Information section start
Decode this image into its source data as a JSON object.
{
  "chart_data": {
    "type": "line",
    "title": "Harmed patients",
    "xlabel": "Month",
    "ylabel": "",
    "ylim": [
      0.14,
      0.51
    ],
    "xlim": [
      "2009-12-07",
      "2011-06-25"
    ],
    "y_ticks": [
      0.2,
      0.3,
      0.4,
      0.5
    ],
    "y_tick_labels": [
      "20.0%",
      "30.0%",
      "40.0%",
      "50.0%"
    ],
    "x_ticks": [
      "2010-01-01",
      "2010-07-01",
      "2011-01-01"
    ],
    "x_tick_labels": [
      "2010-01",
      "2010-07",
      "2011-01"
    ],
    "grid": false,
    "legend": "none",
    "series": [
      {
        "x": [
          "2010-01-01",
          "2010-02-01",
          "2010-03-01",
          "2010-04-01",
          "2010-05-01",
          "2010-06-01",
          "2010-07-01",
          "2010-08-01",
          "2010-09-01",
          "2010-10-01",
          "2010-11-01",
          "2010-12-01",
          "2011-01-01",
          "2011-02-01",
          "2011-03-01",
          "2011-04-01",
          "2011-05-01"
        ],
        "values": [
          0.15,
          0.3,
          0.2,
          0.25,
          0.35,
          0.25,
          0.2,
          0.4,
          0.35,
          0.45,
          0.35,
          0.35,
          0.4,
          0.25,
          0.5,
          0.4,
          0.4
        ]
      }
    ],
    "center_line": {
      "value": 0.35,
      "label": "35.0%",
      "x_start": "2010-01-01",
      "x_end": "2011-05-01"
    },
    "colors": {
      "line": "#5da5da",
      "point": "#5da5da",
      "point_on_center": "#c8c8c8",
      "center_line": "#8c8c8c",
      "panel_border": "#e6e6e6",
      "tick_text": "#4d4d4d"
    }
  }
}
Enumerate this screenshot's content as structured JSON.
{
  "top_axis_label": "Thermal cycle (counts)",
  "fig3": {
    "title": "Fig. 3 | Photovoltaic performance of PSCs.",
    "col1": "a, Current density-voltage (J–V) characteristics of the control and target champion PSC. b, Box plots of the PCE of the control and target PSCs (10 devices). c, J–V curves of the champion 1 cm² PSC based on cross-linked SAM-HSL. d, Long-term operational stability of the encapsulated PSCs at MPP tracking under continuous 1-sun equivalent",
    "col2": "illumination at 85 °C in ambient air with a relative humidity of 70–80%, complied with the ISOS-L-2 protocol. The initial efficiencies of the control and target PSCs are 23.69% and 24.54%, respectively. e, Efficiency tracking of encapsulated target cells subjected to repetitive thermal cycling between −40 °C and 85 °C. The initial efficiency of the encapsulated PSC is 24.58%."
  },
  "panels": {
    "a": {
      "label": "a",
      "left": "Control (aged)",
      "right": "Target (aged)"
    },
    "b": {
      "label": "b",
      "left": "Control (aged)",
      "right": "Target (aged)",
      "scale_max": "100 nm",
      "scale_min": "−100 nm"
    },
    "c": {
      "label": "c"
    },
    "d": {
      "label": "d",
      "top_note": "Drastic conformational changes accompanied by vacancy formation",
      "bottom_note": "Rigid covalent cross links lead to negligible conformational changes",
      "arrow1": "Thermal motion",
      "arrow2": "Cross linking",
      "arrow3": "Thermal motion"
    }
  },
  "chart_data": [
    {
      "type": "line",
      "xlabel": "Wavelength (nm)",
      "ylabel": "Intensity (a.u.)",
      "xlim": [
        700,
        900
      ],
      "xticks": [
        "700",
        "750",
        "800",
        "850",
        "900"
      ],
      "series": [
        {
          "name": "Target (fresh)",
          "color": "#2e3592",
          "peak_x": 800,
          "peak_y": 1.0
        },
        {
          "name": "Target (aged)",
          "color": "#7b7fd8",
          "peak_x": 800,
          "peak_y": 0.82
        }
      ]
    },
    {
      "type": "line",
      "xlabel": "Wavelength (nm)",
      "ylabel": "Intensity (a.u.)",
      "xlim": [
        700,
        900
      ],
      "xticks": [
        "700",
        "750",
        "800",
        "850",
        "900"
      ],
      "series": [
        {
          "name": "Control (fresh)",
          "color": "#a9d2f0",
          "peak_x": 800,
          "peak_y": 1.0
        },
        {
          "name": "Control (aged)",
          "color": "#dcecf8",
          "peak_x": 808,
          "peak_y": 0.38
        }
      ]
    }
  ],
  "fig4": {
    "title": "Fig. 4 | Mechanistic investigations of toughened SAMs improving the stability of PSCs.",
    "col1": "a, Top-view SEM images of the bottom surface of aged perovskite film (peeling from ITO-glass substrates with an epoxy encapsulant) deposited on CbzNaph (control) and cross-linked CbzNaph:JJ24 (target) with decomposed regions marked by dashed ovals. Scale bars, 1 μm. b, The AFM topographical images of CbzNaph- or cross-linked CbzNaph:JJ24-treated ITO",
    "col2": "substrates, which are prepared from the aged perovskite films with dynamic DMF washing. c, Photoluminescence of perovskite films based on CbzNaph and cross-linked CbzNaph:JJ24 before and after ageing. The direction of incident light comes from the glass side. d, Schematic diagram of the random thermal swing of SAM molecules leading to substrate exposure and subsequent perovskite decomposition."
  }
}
Information section end
* _Task item_
Some lines of the records may contain the string "CbzNaph". State how many do, as a number alone.

* _Result_
2